__What the exercise asks__
Copy each entry as it stands, leaving nothing out.
Begin Dataset
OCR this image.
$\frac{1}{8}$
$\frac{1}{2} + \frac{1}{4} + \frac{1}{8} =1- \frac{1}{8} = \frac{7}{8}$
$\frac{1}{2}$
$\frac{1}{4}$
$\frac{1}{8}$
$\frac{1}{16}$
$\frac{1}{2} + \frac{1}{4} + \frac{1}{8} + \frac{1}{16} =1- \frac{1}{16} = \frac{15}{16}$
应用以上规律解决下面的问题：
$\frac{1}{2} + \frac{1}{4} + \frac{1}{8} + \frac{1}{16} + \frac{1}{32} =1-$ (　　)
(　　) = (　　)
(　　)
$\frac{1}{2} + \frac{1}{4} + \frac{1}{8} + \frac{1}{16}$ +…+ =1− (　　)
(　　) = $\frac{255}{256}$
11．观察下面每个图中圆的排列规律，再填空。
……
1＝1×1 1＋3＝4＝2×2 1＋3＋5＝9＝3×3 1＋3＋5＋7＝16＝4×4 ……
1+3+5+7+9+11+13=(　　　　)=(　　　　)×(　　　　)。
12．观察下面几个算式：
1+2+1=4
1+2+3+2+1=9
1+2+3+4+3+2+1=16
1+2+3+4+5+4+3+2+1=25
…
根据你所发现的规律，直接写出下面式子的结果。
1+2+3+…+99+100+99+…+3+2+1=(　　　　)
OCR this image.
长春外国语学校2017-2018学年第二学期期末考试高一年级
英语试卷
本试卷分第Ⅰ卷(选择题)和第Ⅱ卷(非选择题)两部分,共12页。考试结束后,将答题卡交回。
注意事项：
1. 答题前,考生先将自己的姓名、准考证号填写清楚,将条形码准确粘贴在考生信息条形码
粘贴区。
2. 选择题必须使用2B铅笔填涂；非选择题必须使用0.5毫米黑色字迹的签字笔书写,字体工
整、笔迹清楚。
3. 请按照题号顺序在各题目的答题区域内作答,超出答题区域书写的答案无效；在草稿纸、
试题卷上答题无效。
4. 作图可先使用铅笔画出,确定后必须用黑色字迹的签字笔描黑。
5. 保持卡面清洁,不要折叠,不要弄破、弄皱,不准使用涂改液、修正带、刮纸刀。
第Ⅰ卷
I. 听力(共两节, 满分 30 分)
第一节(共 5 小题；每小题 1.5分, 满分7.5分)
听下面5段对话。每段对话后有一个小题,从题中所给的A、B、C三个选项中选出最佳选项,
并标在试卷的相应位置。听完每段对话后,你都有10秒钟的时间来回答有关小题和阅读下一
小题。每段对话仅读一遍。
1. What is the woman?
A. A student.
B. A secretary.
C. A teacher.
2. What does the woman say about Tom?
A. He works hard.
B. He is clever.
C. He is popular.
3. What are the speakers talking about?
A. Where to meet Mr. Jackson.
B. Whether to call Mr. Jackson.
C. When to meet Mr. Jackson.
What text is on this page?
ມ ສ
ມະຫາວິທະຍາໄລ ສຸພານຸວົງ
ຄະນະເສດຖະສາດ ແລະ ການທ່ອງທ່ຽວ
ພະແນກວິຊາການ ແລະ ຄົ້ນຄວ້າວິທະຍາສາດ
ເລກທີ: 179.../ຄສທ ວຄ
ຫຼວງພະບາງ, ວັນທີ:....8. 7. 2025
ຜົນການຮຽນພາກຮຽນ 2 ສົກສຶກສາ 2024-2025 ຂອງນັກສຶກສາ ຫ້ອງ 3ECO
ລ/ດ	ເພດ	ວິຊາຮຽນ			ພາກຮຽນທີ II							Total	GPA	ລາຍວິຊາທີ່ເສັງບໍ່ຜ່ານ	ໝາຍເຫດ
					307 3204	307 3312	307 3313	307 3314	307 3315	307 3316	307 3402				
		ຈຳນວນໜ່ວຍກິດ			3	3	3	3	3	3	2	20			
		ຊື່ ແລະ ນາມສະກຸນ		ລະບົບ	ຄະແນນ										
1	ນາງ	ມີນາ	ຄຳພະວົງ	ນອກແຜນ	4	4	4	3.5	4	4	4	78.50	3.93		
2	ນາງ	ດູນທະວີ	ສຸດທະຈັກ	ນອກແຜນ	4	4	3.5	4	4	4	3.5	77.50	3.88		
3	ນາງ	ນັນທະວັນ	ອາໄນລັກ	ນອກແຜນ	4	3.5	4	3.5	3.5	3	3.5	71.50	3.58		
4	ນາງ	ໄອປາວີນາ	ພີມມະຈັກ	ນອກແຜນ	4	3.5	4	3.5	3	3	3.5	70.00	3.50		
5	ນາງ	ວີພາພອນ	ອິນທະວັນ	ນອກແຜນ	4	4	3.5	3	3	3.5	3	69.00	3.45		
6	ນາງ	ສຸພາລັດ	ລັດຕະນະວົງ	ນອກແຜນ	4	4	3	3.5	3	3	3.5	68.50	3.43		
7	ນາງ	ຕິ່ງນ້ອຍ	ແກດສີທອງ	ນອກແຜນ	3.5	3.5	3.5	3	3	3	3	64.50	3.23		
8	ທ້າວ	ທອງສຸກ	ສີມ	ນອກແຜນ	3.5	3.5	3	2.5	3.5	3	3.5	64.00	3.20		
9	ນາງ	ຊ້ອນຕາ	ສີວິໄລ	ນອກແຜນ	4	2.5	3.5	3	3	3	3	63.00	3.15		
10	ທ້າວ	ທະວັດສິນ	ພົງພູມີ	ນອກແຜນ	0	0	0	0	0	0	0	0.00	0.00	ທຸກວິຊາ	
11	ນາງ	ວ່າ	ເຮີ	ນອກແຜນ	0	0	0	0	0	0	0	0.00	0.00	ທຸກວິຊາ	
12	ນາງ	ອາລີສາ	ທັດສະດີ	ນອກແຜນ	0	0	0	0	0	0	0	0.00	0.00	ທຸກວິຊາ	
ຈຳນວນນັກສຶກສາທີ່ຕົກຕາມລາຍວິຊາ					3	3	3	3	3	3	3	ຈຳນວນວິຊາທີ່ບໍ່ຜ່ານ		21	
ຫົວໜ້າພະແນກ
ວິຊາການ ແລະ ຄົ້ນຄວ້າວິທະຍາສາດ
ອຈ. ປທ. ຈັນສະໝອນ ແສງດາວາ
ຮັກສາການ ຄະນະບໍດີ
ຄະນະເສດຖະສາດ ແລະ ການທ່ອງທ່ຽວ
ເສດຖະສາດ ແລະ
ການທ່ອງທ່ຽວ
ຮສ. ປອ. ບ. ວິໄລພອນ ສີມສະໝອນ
End Dataset
__Written response__
OCR this image.
$\frac{1}{8}$
$\frac{1}{2} + \frac{1}{4} + \frac{1}{8} =1- \frac{1}{8} = \frac{7}{8}$
$\frac{1}{2}$
$\frac{1}{4}$
$\frac{1}{8}$
$\frac{1}{16}$
$\frac{1}{2} + \frac{1}{4} + \frac{1}{8} + \frac{1}{16} =1- \frac{1}{16} = \frac{15}{16}$
应用以上规律解决下面的问题：
$\frac{1}{2} + \frac{1}{4} + \frac{1}{8} + \frac{1}{16} + \frac{1}{32} =1-$ (　　)
(　　) = (　　)
(　　)
$\frac{1}{2} + \frac{1}{4} + \frac{1}{8} + \frac{1}{16}$ +…+ =1− (　　)
(　　) = $\frac{255}{256}$
11．观察下面每个图中圆的排列规律，再填空。
……
1＝1×1 1＋3＝4＝2×2 1＋3＋5＝9＝3×3 1＋3＋5＋7＝16＝4×4 ……
1+3+5+7+9+11+13=(　　　　)=(　　　　)×(　　　　)。
12．观察下面几个算式：
1+2+1=4
1+2+3+2+1=9
1+2+3+4+3+2+1=16
1+2+3+4+5+4+3+2+1=25
…
根据你所发现的规律，直接写出下面式子的结果。
1+2+3+…+99+100+99+…+3+2+1=(　　　　)
OCR this image.
长春外国语学校2017-2018学年第二学期期末考试高一年级
英语试卷
本试卷分第Ⅰ卷(选择题)和第Ⅱ卷(非选择题)两部分,共12页。考试结束后,将答题卡交回。
注意事项：
1. 答题前,考生先将自己的姓名、准考证号填写清楚,将条形码准确粘贴在考生信息条形码
粘贴区。
2. 选择题必须使用2B铅笔填涂；非选择题必须使用0.5毫米黑色字迹的签字笔书写,字体工
整、笔迹清楚。
3. 请按照题号顺序在各题目的答题区域内作答,超出答题区域书写的答案无效；在草稿纸、
试题卷上答题无效。
4. 作图可先使用铅笔画出,确定后必须用黑色字迹的签字笔描黑。
5. 保持卡面清洁,不要折叠,不要弄破、弄皱,不准使用涂改液、修正带、刮纸刀。
第Ⅰ卷
I. 听力(共两节, 满分 30 分)
第一节(共 5 小题；每小题 1.5分, 满分7.5分)
听下面5段对话。每段对话后有一个小题,从题中所给的A、B、C三个选项中选出最佳选项,
并标在试卷的相应位置。听完每段对话后,你都有10秒钟的时间来回答有关小题和阅读下一
小题。每段对话仅读一遍。
1. What is the woman?
A. A student.
B. A secretary.
C. A teacher.
2. What does the woman say about Tom?
A. He works hard.
B. He is clever.
C. He is popular.
3. What are the speakers talking about?
A. Where to meet Mr. Jackson.
B. Whether to call Mr. Jackson.
C. When to meet Mr. Jackson.
What text is on this page?
ມ ສ
ມະຫາວິທະຍາໄລ ສຸພານຸວົງ
ຄະນະເສດຖະສາດ ແລະ ການທ່ອງທ່ຽວ
ພະແນກວິຊາການ ແລະ ຄົ້ນຄວ້າວິທະຍາສາດ
ເລກທີ: 179.../ຄສທ ວຄ
ຫຼວງພະບາງ, ວັນທີ:....8. 7. 2025
ຜົນການຮຽນພາກຮຽນ 2 ສົກສຶກສາ 2024-2025 ຂອງນັກສຶກສາ ຫ້ອງ 3ECO
ລ/ດ	ເພດ	ວິຊາຮຽນ			ພາກຮຽນທີ II							Total	GPA	ລາຍວິຊາທີ່ເສັງບໍ່ຜ່ານ	ໝາຍເຫດ
					307 3204	307 3312	307 3313	307 3314	307 3315	307 3316	307 3402				
		ຈຳນວນໜ່ວຍກິດ			3	3	3	3	3	3	2	20			
		ຊື່ ແລະ ນາມສະກຸນ		ລະບົບ	ຄະແນນ										
1	ນາງ	ມີນາ	ຄຳພະວົງ	ນອກແຜນ	4	4	4	3.5	4	4	4	78.50	3.93		
2	ນາງ	ດູນທະວີ	ສຸດທະຈັກ	ນອກແຜນ	4	4	3.5	4	4	4	3.5	77.50	3.88		
3	ນາງ	ນັນທະວັນ	ອາໄນລັກ	ນອກແຜນ	4	3.5	4	3.5	3.5	3	3.5	71.50	3.58		
4	ນາງ	ໄອປາວີນາ	ພີມມະຈັກ	ນອກແຜນ	4	3.5	4	3.5	3	3	3.5	70.00	3.50		
5	ນາງ	ວີພາພອນ	ອິນທະວັນ	ນອກແຜນ	4	4	3.5	3	3	3.5	3	69.00	3.45		
6	ນາງ	ສຸພາລັດ	ລັດຕະນະວົງ	ນອກແຜນ	4	4	3	3.5	3	3	3.5	68.50	3.43		
7	ນາງ	ຕິ່ງນ້ອຍ	ແກດສີທອງ	ນອກແຜນ	3.5	3.5	3.5	3	3	3	3	64.50	3.23		
8	ທ້າວ	ທອງສຸກ	ສີມ	ນອກແຜນ	3.5	3.5	3	2.5	3.5	3	3.5	64.00	3.20		
9	ນາງ	ຊ້ອນຕາ	ສີວິໄລ	ນອກແຜນ	4	2.5	3.5	3	3	3	3	63.00	3.15		
10	ທ້າວ	ທະວັດສິນ	ພົງພູມີ	ນອກແຜນ	0	0	0	0	0	0	0	0.00	0.00	ທຸກວິຊາ	
11	ນາງ	ວ່າ	ເຮີ	ນອກແຜນ	0	0	0	0	0	0	0	0.00	0.00	ທຸກວິຊາ	
12	ນາງ	ອາລີສາ	ທັດສະດີ	ນອກແຜນ	0	0	0	0	0	0	0	0.00	0.00	ທຸກວິຊາ	
ຈຳນວນນັກສຶກສາທີ່ຕົກຕາມລາຍວິຊາ					3	3	3	3	3	3	3	ຈຳນວນວິຊາທີ່ບໍ່ຜ່ານ		21	
ຫົວໜ້າພະແນກ
ວິຊາການ ແລະ ຄົ້ນຄວ້າວິທະຍາສາດ
ອຈ. ປທ. ຈັນສະໝອນ ແສງດາວາ
ຮັກສາການ ຄະນະບໍດີ
ຄະນະເສດຖະສາດ ແລະ ການທ່ອງທ່ຽວ
ເສດຖະສາດ ແລະ
ການທ່ອງທ່ຽວ
ຮສ. ປອ. ບ. ວິໄລພອນ ສີມສະໝອນ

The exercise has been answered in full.